Write out the whole listing again, exactly as given.

(Dataset items)
· · · · · · ·

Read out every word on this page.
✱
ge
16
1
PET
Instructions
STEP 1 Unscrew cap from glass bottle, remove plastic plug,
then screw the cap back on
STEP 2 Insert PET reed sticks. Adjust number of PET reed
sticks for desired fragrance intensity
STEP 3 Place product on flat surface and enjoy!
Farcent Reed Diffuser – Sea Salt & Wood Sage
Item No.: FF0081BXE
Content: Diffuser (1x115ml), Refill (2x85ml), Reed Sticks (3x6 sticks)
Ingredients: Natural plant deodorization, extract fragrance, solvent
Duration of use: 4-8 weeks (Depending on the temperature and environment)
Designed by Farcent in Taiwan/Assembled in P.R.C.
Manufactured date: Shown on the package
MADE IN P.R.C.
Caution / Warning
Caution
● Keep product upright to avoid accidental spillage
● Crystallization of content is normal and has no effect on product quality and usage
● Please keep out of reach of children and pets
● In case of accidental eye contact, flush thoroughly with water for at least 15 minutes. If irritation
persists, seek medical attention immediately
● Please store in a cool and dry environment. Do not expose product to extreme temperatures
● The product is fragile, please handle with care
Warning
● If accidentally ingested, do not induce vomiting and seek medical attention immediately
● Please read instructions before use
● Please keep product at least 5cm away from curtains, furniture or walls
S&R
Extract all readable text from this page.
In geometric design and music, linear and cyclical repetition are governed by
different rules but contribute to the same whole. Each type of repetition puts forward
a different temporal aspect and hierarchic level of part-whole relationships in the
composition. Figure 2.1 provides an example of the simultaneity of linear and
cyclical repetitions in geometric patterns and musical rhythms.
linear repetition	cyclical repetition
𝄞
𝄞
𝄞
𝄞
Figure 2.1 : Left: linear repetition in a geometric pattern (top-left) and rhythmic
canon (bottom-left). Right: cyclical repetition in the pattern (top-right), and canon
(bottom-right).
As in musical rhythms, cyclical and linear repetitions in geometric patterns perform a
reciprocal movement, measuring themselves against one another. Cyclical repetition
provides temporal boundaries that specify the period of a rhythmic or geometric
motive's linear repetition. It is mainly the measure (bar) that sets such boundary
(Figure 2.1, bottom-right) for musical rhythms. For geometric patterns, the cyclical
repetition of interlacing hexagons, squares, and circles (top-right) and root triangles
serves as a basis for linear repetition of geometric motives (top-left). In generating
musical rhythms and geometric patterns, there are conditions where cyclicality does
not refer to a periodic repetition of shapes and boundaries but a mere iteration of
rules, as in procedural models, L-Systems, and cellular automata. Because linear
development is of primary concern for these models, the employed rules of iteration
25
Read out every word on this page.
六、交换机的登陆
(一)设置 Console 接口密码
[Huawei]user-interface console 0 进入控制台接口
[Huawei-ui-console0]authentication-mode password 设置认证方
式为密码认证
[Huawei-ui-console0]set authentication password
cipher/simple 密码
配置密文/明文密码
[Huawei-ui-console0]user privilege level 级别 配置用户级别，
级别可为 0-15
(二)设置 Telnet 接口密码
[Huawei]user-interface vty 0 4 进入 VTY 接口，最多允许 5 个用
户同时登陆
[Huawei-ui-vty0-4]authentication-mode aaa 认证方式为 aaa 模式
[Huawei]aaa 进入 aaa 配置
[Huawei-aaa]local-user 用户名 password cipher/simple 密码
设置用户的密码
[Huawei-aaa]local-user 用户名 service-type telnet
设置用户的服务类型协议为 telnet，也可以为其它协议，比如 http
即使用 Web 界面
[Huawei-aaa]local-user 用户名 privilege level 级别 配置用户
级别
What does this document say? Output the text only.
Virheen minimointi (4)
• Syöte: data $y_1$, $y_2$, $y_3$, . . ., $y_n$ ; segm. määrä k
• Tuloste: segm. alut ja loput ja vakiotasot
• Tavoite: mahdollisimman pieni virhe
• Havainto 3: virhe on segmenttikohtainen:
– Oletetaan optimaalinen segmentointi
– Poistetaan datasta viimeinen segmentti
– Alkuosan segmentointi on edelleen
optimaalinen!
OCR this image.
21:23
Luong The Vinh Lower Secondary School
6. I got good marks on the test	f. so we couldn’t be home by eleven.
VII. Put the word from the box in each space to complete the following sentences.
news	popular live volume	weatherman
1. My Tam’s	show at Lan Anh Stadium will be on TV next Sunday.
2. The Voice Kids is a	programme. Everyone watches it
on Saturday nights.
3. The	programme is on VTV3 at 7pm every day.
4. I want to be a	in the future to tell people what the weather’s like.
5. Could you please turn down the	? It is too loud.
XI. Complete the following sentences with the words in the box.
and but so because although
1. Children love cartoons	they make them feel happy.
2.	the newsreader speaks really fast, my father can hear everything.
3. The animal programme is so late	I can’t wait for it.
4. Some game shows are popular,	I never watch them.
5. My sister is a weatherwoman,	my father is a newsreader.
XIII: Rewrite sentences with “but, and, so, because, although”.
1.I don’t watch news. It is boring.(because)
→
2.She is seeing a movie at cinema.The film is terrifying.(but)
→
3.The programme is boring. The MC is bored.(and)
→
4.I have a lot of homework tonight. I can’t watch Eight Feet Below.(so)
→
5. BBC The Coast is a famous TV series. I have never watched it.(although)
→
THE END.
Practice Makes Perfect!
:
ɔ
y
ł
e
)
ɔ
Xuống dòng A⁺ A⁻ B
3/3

· · · · · · ·

_Problem solution_.
Read out every word on this page.
✱
ge
16
1
PET
Instructions
STEP 1 Unscrew cap from glass bottle, remove plastic plug,
then screw the cap back on
STEP 2 Insert PET reed sticks. Adjust number of PET reed
sticks for desired fragrance intensity
STEP 3 Place product on flat surface and enjoy!
Farcent Reed Diffuser – Sea Salt & Wood Sage
Item No.: FF0081BXE
Content: Diffuser (1x115ml), Refill (2x85ml), Reed Sticks (3x6 sticks)
Ingredients: Natural plant deodorization, extract fragrance, solvent
Duration of use: 4-8 weeks (Depending on the temperature and environment)
Designed by Farcent in Taiwan/Assembled in P.R.C.
Manufactured date: Shown on the package
MADE IN P.R.C.
Caution / Warning
Caution
● Keep product upright to avoid accidental spillage
● Crystallization of content is normal and has no effect on product quality and usage
● Please keep out of reach of children and pets
● In case of accidental eye contact, flush thoroughly with water for at least 15 minutes. If irritation
persists, seek medical attention immediately
● Please store in a cool and dry environment. Do not expose product to extreme temperatures
● The product is fragile, please handle with care
Warning
● If accidentally ingested, do not induce vomiting and seek medical attention immediately
● Please read instructions before use
● Please keep product at least 5cm away from curtains, furniture or walls
S&R
Extract all readable text from this page.
In geometric design and music, linear and cyclical repetition are governed by
different rules but contribute to the same whole. Each type of repetition puts forward
a different temporal aspect and hierarchic level of part-whole relationships in the
composition. Figure 2.1 provides an example of the simultaneity of linear and
cyclical repetitions in geometric patterns and musical rhythms.
linear repetition	cyclical repetition
𝄞
𝄞
𝄞
𝄞
Figure 2.1 : Left: linear repetition in a geometric pattern (top-left) and rhythmic
canon (bottom-left). Right: cyclical repetition in the pattern (top-right), and canon
(bottom-right).
As in musical rhythms, cyclical and linear repetitions in geometric patterns perform a
reciprocal movement, measuring themselves against one another. Cyclical repetition
provides temporal boundaries that specify the period of a rhythmic or geometric
motive's linear repetition. It is mainly the measure (bar) that sets such boundary
(Figure 2.1, bottom-right) for musical rhythms. For geometric patterns, the cyclical
repetition of interlacing hexagons, squares, and circles (top-right) and root triangles
serves as a basis for linear repetition of geometric motives (top-left). In generating
musical rhythms and geometric patterns, there are conditions where cyclicality does
not refer to a periodic repetition of shapes and boundaries but a mere iteration of
rules, as in procedural models, L-Systems, and cellular automata. Because linear
development is of primary concern for these models, the employed rules of iteration
25
Read out every word on this page.
六、交换机的登陆
(一)设置 Console 接口密码
[Huawei]user-interface console 0 进入控制台接口
[Huawei-ui-console0]authentication-mode password 设置认证方
式为密码认证
[Huawei-ui-console0]set authentication password
cipher/simple 密码
配置密文/明文密码
[Huawei-ui-console0]user privilege level 级别 配置用户级别，
级别可为 0-15
(二)设置 Telnet 接口密码
[Huawei]user-interface vty 0 4 进入 VTY 接口，最多允许 5 个用
户同时登陆
[Huawei-ui-vty0-4]authentication-mode aaa 认证方式为 aaa 模式
[Huawei]aaa 进入 aaa 配置
[Huawei-aaa]local-user 用户名 password cipher/simple 密码
设置用户的密码
[Huawei-aaa]local-user 用户名 service-type telnet
设置用户的服务类型协议为 telnet，也可以为其它协议，比如 http
即使用 Web 界面
[Huawei-aaa]local-user 用户名 privilege level 级别 配置用户
级别
What does this document say? Output the text only.
Virheen minimointi (4)
• Syöte: data $y_1$, $y_2$, $y_3$, . . ., $y_n$ ; segm. määrä k
• Tuloste: segm. alut ja loput ja vakiotasot
• Tavoite: mahdollisimman pieni virhe
• Havainto 3: virhe on segmenttikohtainen:
– Oletetaan optimaalinen segmentointi
– Poistetaan datasta viimeinen segmentti
– Alkuosan segmentointi on edelleen
optimaalinen!
OCR this image.
21:23
Luong The Vinh Lower Secondary School
6. I got good marks on the test	f. so we couldn’t be home by eleven.
VII. Put the word from the box in each space to complete the following sentences.
news	popular live volume	weatherman
1. My Tam’s	show at Lan Anh Stadium will be on TV next Sunday.
2. The Voice Kids is a	programme. Everyone watches it
on Saturday nights.
3. The	programme is on VTV3 at 7pm every day.
4. I want to be a	in the future to tell people what the weather’s like.
5. Could you please turn down the	? It is too loud.
XI. Complete the following sentences with the words in the box.
and but so because although
1. Children love cartoons	they make them feel happy.
2.	the newsreader speaks really fast, my father can hear everything.
3. The animal programme is so late	I can’t wait for it.
4. Some game shows are popular,	I never watch them.
5. My sister is a weatherwoman,	my father is a newsreader.
XIII: Rewrite sentences with “but, and, so, because, although”.
1.I don’t watch news. It is boring.(because)
→
2.She is seeing a movie at cinema.The film is terrifying.(but)
→
3.The programme is boring. The MC is bored.(and)
→
4.I have a lot of homework tonight. I can’t watch Eight Feet Below.(so)
→
5. BBC The Coast is a famous TV series. I have never watched it.(although)
→
THE END.
Practice Makes Perfect!
:
ɔ
y
ł
e
)
ɔ
Xuống dòng A⁺ A⁻ B
3/3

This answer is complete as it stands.